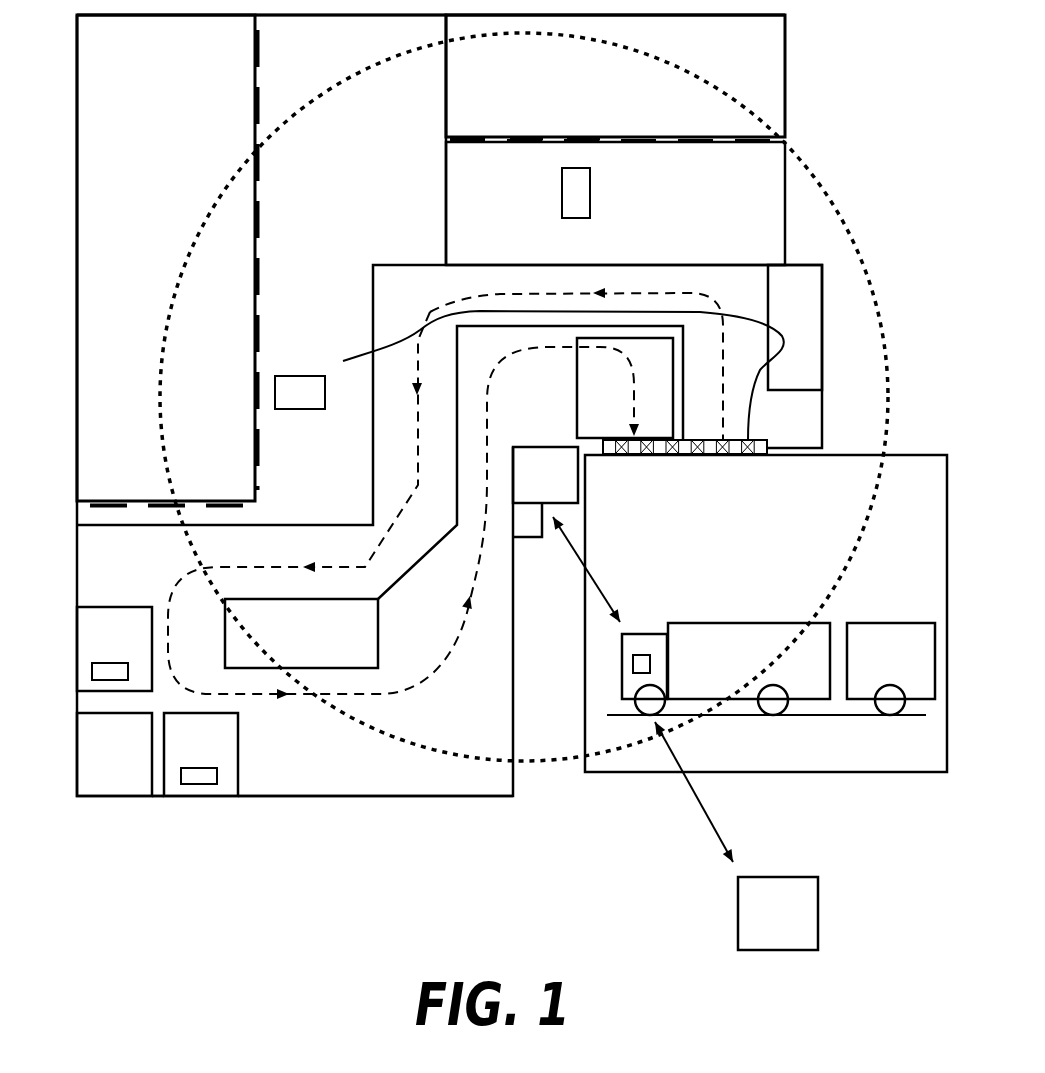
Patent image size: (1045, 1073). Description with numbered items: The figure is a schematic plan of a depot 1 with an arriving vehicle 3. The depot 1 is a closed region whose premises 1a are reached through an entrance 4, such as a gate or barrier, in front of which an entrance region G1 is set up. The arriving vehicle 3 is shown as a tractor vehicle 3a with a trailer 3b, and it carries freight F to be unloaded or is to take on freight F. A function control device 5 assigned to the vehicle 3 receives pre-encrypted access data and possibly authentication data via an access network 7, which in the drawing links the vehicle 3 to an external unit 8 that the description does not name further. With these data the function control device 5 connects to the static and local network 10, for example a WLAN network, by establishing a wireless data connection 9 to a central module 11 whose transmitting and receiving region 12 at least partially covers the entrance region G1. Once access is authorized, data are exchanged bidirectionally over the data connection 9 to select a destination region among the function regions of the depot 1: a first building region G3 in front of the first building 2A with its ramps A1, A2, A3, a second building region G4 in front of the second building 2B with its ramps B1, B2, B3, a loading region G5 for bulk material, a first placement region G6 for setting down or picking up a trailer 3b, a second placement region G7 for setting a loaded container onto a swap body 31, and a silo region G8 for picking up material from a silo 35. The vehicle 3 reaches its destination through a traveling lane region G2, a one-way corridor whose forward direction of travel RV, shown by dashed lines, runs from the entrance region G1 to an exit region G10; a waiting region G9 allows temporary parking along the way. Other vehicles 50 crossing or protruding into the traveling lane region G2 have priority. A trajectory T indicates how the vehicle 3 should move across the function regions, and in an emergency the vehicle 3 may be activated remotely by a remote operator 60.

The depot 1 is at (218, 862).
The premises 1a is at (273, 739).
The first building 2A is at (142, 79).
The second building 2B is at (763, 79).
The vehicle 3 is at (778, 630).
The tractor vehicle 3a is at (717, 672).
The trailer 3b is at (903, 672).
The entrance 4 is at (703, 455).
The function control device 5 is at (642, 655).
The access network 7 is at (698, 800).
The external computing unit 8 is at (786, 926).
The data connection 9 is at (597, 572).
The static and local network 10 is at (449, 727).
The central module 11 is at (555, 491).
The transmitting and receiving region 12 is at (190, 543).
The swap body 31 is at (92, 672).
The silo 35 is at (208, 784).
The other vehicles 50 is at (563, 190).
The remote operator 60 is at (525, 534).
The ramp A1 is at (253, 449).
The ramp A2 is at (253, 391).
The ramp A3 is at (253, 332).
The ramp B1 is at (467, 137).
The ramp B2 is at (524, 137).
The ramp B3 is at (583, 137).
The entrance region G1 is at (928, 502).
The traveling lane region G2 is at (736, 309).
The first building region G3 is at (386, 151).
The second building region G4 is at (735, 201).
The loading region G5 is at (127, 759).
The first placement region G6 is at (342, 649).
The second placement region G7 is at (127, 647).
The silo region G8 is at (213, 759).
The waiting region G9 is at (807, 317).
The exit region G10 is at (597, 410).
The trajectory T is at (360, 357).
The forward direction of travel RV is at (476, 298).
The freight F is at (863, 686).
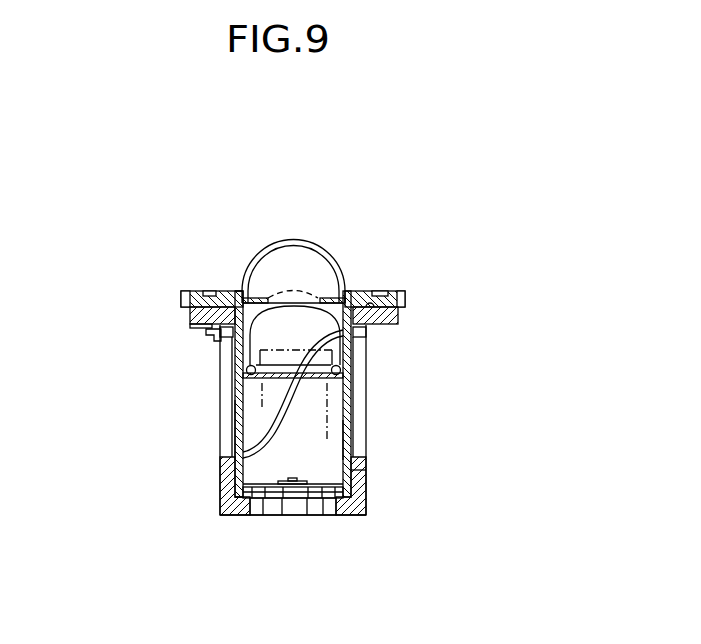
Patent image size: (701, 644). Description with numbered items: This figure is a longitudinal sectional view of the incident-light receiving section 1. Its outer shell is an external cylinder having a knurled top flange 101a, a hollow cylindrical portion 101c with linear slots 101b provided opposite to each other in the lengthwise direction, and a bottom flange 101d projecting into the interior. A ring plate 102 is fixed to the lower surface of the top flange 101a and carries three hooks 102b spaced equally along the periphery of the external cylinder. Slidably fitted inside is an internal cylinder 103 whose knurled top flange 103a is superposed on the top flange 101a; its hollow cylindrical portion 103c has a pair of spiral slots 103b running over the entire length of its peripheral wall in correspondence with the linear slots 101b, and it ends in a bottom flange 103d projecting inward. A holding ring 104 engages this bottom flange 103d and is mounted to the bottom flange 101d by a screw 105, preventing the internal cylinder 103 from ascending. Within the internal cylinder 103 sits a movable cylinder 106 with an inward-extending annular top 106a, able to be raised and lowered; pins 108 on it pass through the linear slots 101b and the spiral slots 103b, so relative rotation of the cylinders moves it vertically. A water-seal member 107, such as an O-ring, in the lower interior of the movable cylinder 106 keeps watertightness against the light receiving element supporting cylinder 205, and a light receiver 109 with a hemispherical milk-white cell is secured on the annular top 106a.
---
> **GIVEN PROBLEM**: Rewrite every row above, replacing "Patent image size" with "Drawing dimensions" and leaving everything else unchanged. Omit the pictures from the result.

> **IN RESPONSE**:
Drawing dimensions: (1045, 1073). Description with numbered items: The figure is a schematic plan of a depot 1 with an arriving vehicle 3. The depot 1 is a closed region whose premises 1a are reached through an entrance 4, such as a gate or barrier, in front of which an entrance region G1 is set up. The arriving vehicle 3 is shown as a tractor vehicle 3a with a trailer 3b, and it carries freight F to be unloaded or is to take on freight F. A function control device 5 assigned to the vehicle 3 receives pre-encrypted access data and possibly authentication data via an access network 7, which in the drawing links the vehicle 3 to an external unit 8 that the description does not name further. With these data the function control device 5 connects to the static and local network 10, for example a WLAN network, by establishing a wireless data connection 9 to a central module 11 whose transmitting and receiving region 12 at least partially covers the entrance region G1. Once access is authorized, data are exchanged bidirectionally over the data connection 9 to select a destination region among the function regions of the depot 1: a first building region G3 in front of the first building 2A with its ramps A1, A2, A3, a second building region G4 in front of the second building 2B with its ramps B1, B2, B3, a loading region G5 for bulk material, a first placement region G6 for setting down or picking up a trailer 3b, a second placement region G7 for setting a loaded container onto a swap body 31, and a silo region G8 for picking up material from a silo 35. The vehicle 3 reaches its destination through a traveling lane region G2, a one-way corridor whose forward direction of travel RV, shown by dashed lines, runs from the entrance region G1 to an exit region G10; a waiting region G9 allows temporary parking along the way. Other vehicles 50 crossing or protruding into the traveling lane region G2 have priority. A trajectory T indicates how the vehicle 3 should move across the function regions, and in an emergency the vehicle 3 may be activated remotely by a remote operator 60.

The depot 1 is at (218, 862).
The premises 1a is at (273, 739).
The first building 2A is at (142, 79).
The second building 2B is at (763, 79).
The vehicle 3 is at (778, 630).
The tractor vehicle 3a is at (717, 672).
The trailer 3b is at (903, 672).
The entrance 4 is at (703, 455).
The function control device 5 is at (642, 655).
The access network 7 is at (698, 800).
The external computing unit 8 is at (786, 926).
The data connection 9 is at (597, 572).
The static and local network 10 is at (449, 727).
The central module 11 is at (555, 491).
The transmitting and receiving region 12 is at (190, 543).
The swap body 31 is at (92, 672).
The silo 35 is at (208, 784).
The other vehicles 50 is at (563, 190).
The remote operator 60 is at (525, 534).
The ramp A1 is at (253, 449).
The ramp A2 is at (253, 391).
The ramp A3 is at (253, 332).
The ramp B1 is at (467, 137).
The ramp B2 is at (524, 137).
The ramp B3 is at (583, 137).
The entrance region G1 is at (928, 502).
The traveling lane region G2 is at (736, 309).
The first building region G3 is at (386, 151).
The second building region G4 is at (735, 201).
The loading region G5 is at (127, 759).
The first placement region G6 is at (342, 649).
The second placement region G7 is at (127, 647).
The silo region G8 is at (213, 759).
The waiting region G9 is at (807, 317).
The exit region G10 is at (597, 410).
The trajectory T is at (360, 357).
The forward direction of travel RV is at (476, 298).
The freight F is at (863, 686).
Drawing dimensions: (701, 644). Description with numbered items: This figure is a longitudinal sectional view of the incident-light receiving section 1. Its outer shell is an external cylinder having a knurled top flange 101a, a hollow cylindrical portion 101c with linear slots 101b provided opposite to each other in the lengthwise direction, and a bottom flange 101d projecting into the interior. A ring plate 102 is fixed to the lower surface of the top flange 101a and carries three hooks 102b spaced equally along the periphery of the external cylinder. Slidably fitted inside is an internal cylinder 103 whose knurled top flange 103a is superposed on the top flange 101a; its hollow cylindrical portion 103c has a pair of spiral slots 103b running over the entire length of its peripheral wall in correspondence with the linear slots 101b, and it ends in a bottom flange 103d projecting inward. A holding ring 104 engages this bottom flange 103d and is mounted to the bottom flange 101d by a screw 105, preventing the internal cylinder 103 from ascending. Within the internal cylinder 103 sits a movable cylinder 106 with an inward-extending annular top 106a, able to be raised and lowered; pins 108 on it pass through the linear slots 101b and the spiral slots 103b, so relative rotation of the cylinders moves it vertically. A water-seal member 107, such as an O-ring, in the lower interior of the movable cylinder 106 keeps watertightness against the light receiving element supporting cylinder 205, and a light receiver 109 with a hemispherical milk-white cell is secured on the annular top 106a.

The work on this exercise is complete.